▸ WHAT THIS TASK INVOLVES:
Reproduce every entry below precisely. Pictures are excluded from the copy.

----------

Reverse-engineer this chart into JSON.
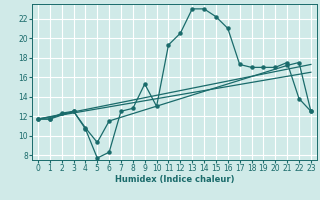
{
  "xlabel": "Humidex (Indice chaleur)",
  "background_color": "#d0eae8",
  "grid_color": "#ffffff",
  "line_color": "#1a6b6b",
  "xlim": [
    -0.5,
    23.5
  ],
  "ylim": [
    7.5,
    23.5
  ],
  "yticks": [
    8,
    10,
    12,
    14,
    16,
    18,
    20,
    22
  ],
  "xticks": [
    0,
    1,
    2,
    3,
    4,
    5,
    6,
    7,
    8,
    9,
    10,
    11,
    12,
    13,
    14,
    15,
    16,
    17,
    18,
    19,
    20,
    21,
    22,
    23
  ],
  "line1_x": [
    0,
    1,
    2,
    3,
    4,
    5,
    6,
    7,
    8,
    9,
    10,
    11,
    12,
    13,
    14,
    15,
    16,
    17,
    18,
    19,
    20,
    21,
    22,
    23
  ],
  "line1_y": [
    11.7,
    11.7,
    12.3,
    12.5,
    10.7,
    7.7,
    8.3,
    12.5,
    12.8,
    15.3,
    13.0,
    19.3,
    20.5,
    23.0,
    23.0,
    22.2,
    21.0,
    17.3,
    17.0,
    17.0,
    17.0,
    17.5,
    13.8,
    12.5
  ],
  "line2_x": [
    0,
    1,
    3,
    4,
    5,
    6,
    21,
    22,
    23
  ],
  "line2_y": [
    11.7,
    11.7,
    12.5,
    10.8,
    9.3,
    11.5,
    17.2,
    17.5,
    12.5
  ],
  "line3_x": [
    0,
    23
  ],
  "line3_y": [
    11.7,
    16.5
  ],
  "line4_x": [
    0,
    23
  ],
  "line4_y": [
    11.7,
    17.3
  ]
}
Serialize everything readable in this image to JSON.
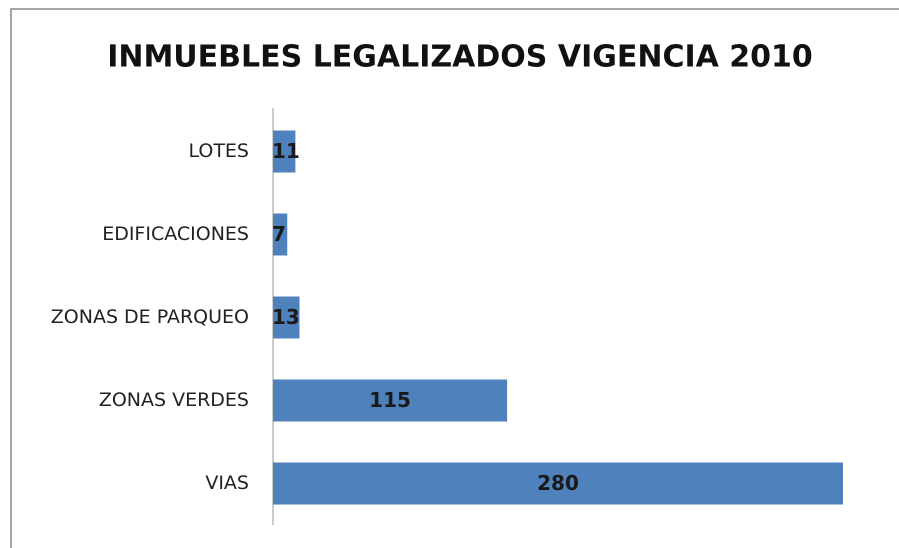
{
  "chart_data": {
    "type": "hbar",
    "title": "INMUEBLES LEGALIZADOS VIGENCIA 2010",
    "categories": [
      "LOTES",
      "EDIFICACIONES",
      "ZONAS DE PARQUEO",
      "ZONAS VERDES",
      "VIAS"
    ],
    "values": [
      11,
      7,
      13,
      115,
      280
    ],
    "color": "#4f81bd"
  }
}
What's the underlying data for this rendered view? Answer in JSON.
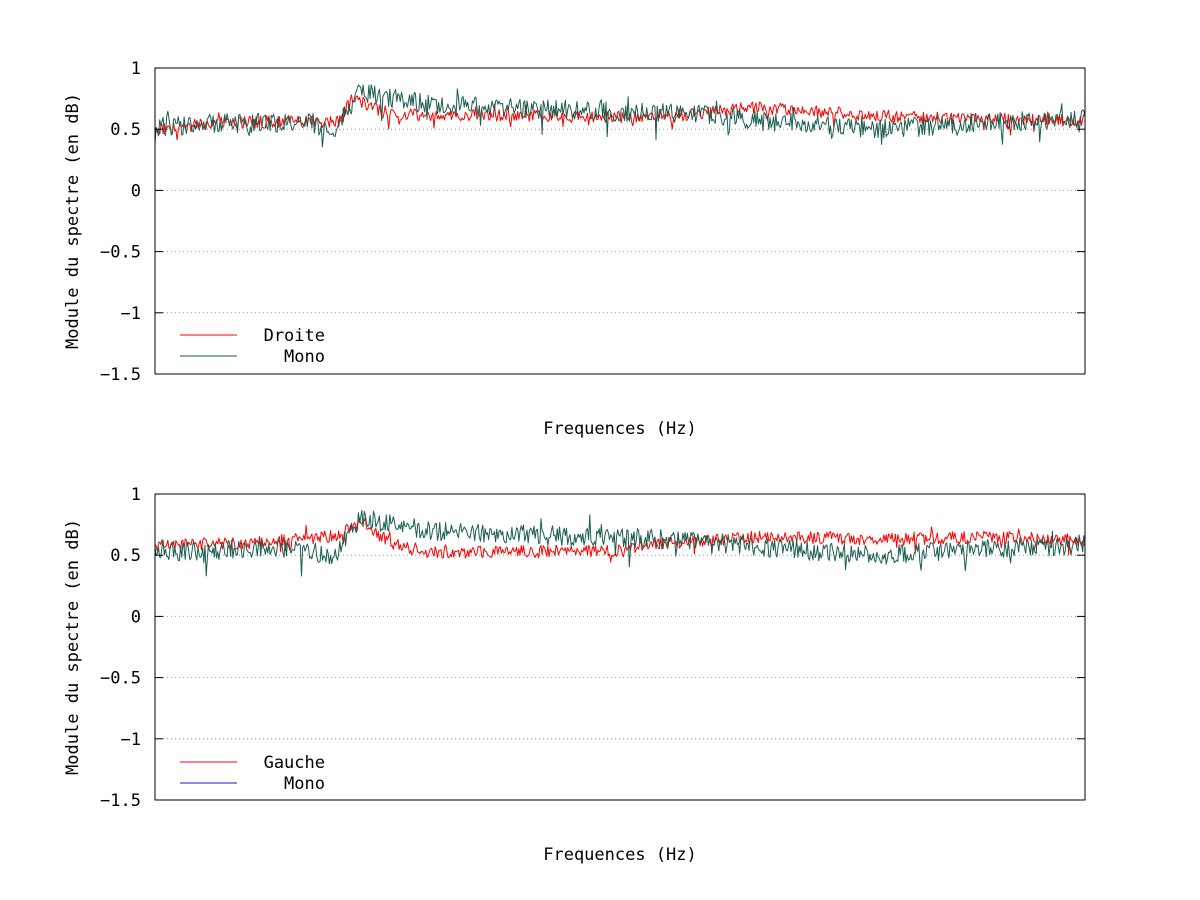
{
  "colors": {
    "red": "#ff0000",
    "green": "#1a5e50",
    "legend_mono_bottom": "#8888ee",
    "grid": "#999999",
    "axis": "#000000"
  },
  "chart_data": [
    {
      "type": "line",
      "xlabel": "Frequences (Hz)",
      "ylabel": "Module du spectre (en dB)",
      "ylim": [
        -1.5,
        1
      ],
      "yticks": [
        1,
        0.5,
        0,
        -0.5,
        -1,
        -1.5
      ],
      "ytick_labels": [
        "1",
        "0.5",
        "0",
        "−0.5",
        "−1",
        "−1.5"
      ],
      "xticks_shown": false,
      "grid": "horizontal dotted",
      "legend_position": "bottom-left",
      "samples": 800,
      "series": [
        {
          "name": "Droite",
          "color": "#ff0000",
          "anchors": [
            [
              0,
              0.5
            ],
            [
              0.08,
              0.56
            ],
            [
              0.2,
              0.56
            ],
            [
              0.21,
              0.76
            ],
            [
              0.25,
              0.62
            ],
            [
              0.5,
              0.6
            ],
            [
              0.58,
              0.62
            ],
            [
              0.64,
              0.68
            ],
            [
              0.8,
              0.6
            ],
            [
              0.86,
              0.59
            ],
            [
              1,
              0.57
            ]
          ],
          "noise": 0.05
        },
        {
          "name": "Mono",
          "color": "#1a5e50",
          "anchors": [
            [
              0,
              0.52
            ],
            [
              0.08,
              0.55
            ],
            [
              0.17,
              0.55
            ],
            [
              0.19,
              0.45
            ],
            [
              0.22,
              0.8
            ],
            [
              0.3,
              0.7
            ],
            [
              0.5,
              0.64
            ],
            [
              0.6,
              0.62
            ],
            [
              0.64,
              0.57
            ],
            [
              0.78,
              0.5
            ],
            [
              0.88,
              0.55
            ],
            [
              1,
              0.58
            ]
          ],
          "noise": 0.08
        }
      ]
    },
    {
      "type": "line",
      "xlabel": "Frequences (Hz)",
      "ylabel": "Module du spectre (en dB)",
      "ylim": [
        -1.5,
        1
      ],
      "yticks": [
        1,
        0.5,
        0,
        -0.5,
        -1,
        -1.5
      ],
      "ytick_labels": [
        "1",
        "0.5",
        "0",
        "−0.5",
        "−1",
        "−1.5"
      ],
      "xticks_shown": false,
      "grid": "horizontal dotted",
      "legend_position": "bottom-left",
      "samples": 800,
      "series": [
        {
          "name": "Gauche",
          "color": "#ff0000",
          "anchors": [
            [
              0,
              0.58
            ],
            [
              0.1,
              0.6
            ],
            [
              0.2,
              0.66
            ],
            [
              0.22,
              0.8
            ],
            [
              0.25,
              0.6
            ],
            [
              0.3,
              0.52
            ],
            [
              0.5,
              0.54
            ],
            [
              0.55,
              0.6
            ],
            [
              0.6,
              0.62
            ],
            [
              0.65,
              0.65
            ],
            [
              0.8,
              0.63
            ],
            [
              0.9,
              0.65
            ],
            [
              1,
              0.62
            ]
          ],
          "noise": 0.05
        },
        {
          "name": "Mono",
          "color": "#1a5e50",
          "legend_color": "#8888ee",
          "anchors": [
            [
              0,
              0.52
            ],
            [
              0.08,
              0.55
            ],
            [
              0.17,
              0.55
            ],
            [
              0.19,
              0.45
            ],
            [
              0.22,
              0.8
            ],
            [
              0.3,
              0.7
            ],
            [
              0.5,
              0.64
            ],
            [
              0.6,
              0.62
            ],
            [
              0.64,
              0.57
            ],
            [
              0.78,
              0.5
            ],
            [
              0.88,
              0.55
            ],
            [
              1,
              0.58
            ]
          ],
          "noise": 0.08
        }
      ]
    }
  ]
}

----------

▸ EXERCISE RESPONSE:
Reverse-engineer this chart into JSON.
{
  "xlabel": "Humidex (Indice chaleur)",
  "background_color": "#d0eae8",
  "grid_color": "#ffffff",
  "line_color": "#1a6b6b",
  "xlim": [
    -0.5,
    23.5
  ],
  "ylim": [
    7.5,
    23.5
  ],
  "yticks": [
    8,
    10,
    12,
    14,
    16,
    18,
    20,
    22
  ],
  "xticks": [
    0,
    1,
    2,
    3,
    4,
    5,
    6,
    7,
    8,
    9,
    10,
    11,
    12,
    13,
    14,
    15,
    16,
    17,
    18,
    19,
    20,
    21,
    22,
    23
  ],
  "line1_x": [
    0,
    1,
    2,
    3,
    4,
    5,
    6,
    7,
    8,
    9,
    10,
    11,
    12,
    13,
    14,
    15,
    16,
    17,
    18,
    19,
    20,
    21,
    22,
    23
  ],
  "line1_y": [
    11.7,
    11.7,
    12.3,
    12.5,
    10.7,
    7.7,
    8.3,
    12.5,
    12.8,
    15.3,
    13.0,
    19.3,
    20.5,
    23.0,
    23.0,
    22.2,
    21.0,
    17.3,
    17.0,
    17.0,
    17.0,
    17.5,
    13.8,
    12.5
  ],
  "line2_x": [
    0,
    1,
    3,
    4,
    5,
    6,
    21,
    22,
    23
  ],
  "line2_y": [
    11.7,
    11.7,
    12.5,
    10.8,
    9.3,
    11.5,
    17.2,
    17.5,
    12.5
  ],
  "line3_x": [
    0,
    23
  ],
  "line3_y": [
    11.7,
    16.5
  ],
  "line4_x": [
    0,
    23
  ],
  "line4_y": [
    11.7,
    17.3
  ]
}
Serialize everything readable in this image to JSON.
{
  "chart_data": {
    "type": "hbar",
    "title": "INMUEBLES LEGALIZADOS VIGENCIA 2010",
    "categories": [
      "LOTES",
      "EDIFICACIONES",
      "ZONAS DE PARQUEO",
      "ZONAS VERDES",
      "VIAS"
    ],
    "values": [
      11,
      7,
      13,
      115,
      280
    ],
    "color": "#4f81bd"
  }
}
What's the underlying data for this rendered view? Answer in JSON.
{
  "colors": {
    "red": "#ff0000",
    "green": "#1a5e50",
    "legend_mono_bottom": "#8888ee",
    "grid": "#999999",
    "axis": "#000000"
  },
  "chart_data": [
    {
      "type": "line",
      "xlabel": "Frequences (Hz)",
      "ylabel": "Module du spectre (en dB)",
      "ylim": [
        -1.5,
        1
      ],
      "yticks": [
        1,
        0.5,
        0,
        -0.5,
        -1,
        -1.5
      ],
      "ytick_labels": [
        "1",
        "0.5",
        "0",
        "−0.5",
        "−1",
        "−1.5"
      ],
      "xticks_shown": false,
      "grid": "horizontal dotted",
      "legend_position": "bottom-left",
      "samples": 800,
      "series": [
        {
          "name": "Droite",
          "color": "#ff0000",
          "anchors": [
            [
              0,
              0.5
            ],
            [
              0.08,
              0.56
            ],
            [
              0.2,
              0.56
            ],
            [
              0.21,
              0.76
            ],
            [
              0.25,
              0.62
            ],
            [
              0.5,
              0.6
            ],
            [
              0.58,
              0.62
            ],
            [
              0.64,
              0.68
            ],
            [
              0.8,
              0.6
            ],
            [
              0.86,
              0.59
            ],
            [
              1,
              0.57
            ]
          ],
          "noise": 0.05
        },
        {
          "name": "Mono",
          "color": "#1a5e50",
          "anchors": [
            [
              0,
              0.52
            ],
            [
              0.08,
              0.55
            ],
            [
              0.17,
              0.55
            ],
            [
              0.19,
              0.45
            ],
            [
              0.22,
              0.8
            ],
            [
              0.3,
              0.7
            ],
            [
              0.5,
              0.64
            ],
            [
              0.6,
              0.62
            ],
            [
              0.64,
              0.57
            ],
            [
              0.78,
              0.5
            ],
            [
              0.88,
              0.55
            ],
            [
              1,
              0.58
            ]
          ],
          "noise": 0.08
        }
      ]
    },
    {
      "type": "line",
      "xlabel": "Frequences (Hz)",
      "ylabel": "Module du spectre (en dB)",
      "ylim": [
        -1.5,
        1
      ],
      "yticks": [
        1,
        0.5,
        0,
        -0.5,
        -1,
        -1.5
      ],
      "ytick_labels": [
        "1",
        "0.5",
        "0",
        "−0.5",
        "−1",
        "−1.5"
      ],
      "xticks_shown": false,
      "grid": "horizontal dotted",
      "legend_position": "bottom-left",
      "samples": 800,
      "series": [
        {
          "name": "Gauche",
          "color": "#ff0000",
          "anchors": [
            [
              0,
              0.58
            ],
            [
              0.1,
              0.6
            ],
            [
              0.2,
              0.66
            ],
            [
              0.22,
              0.8
            ],
            [
              0.25,
              0.6
            ],
            [
              0.3,
              0.52
            ],
            [
              0.5,
              0.54
            ],
            [
              0.55,
              0.6
            ],
            [
              0.6,
              0.62
            ],
            [
              0.65,
              0.65
            ],
            [
              0.8,
              0.63
            ],
            [
              0.9,
              0.65
            ],
            [
              1,
              0.62
            ]
          ],
          "noise": 0.05
        },
        {
          "name": "Mono",
          "color": "#1a5e50",
          "legend_color": "#8888ee",
          "anchors": [
            [
              0,
              0.52
            ],
            [
              0.08,
              0.55
            ],
            [
              0.17,
              0.55
            ],
            [
              0.19,
              0.45
            ],
            [
              0.22,
              0.8
            ],
            [
              0.3,
              0.7
            ],
            [
              0.5,
              0.64
            ],
            [
              0.6,
              0.62
            ],
            [
              0.64,
              0.57
            ],
            [
              0.78,
              0.5
            ],
            [
              0.88,
              0.55
            ],
            [
              1,
              0.58
            ]
          ],
          "noise": 0.08
        }
      ]
    }
  ]
}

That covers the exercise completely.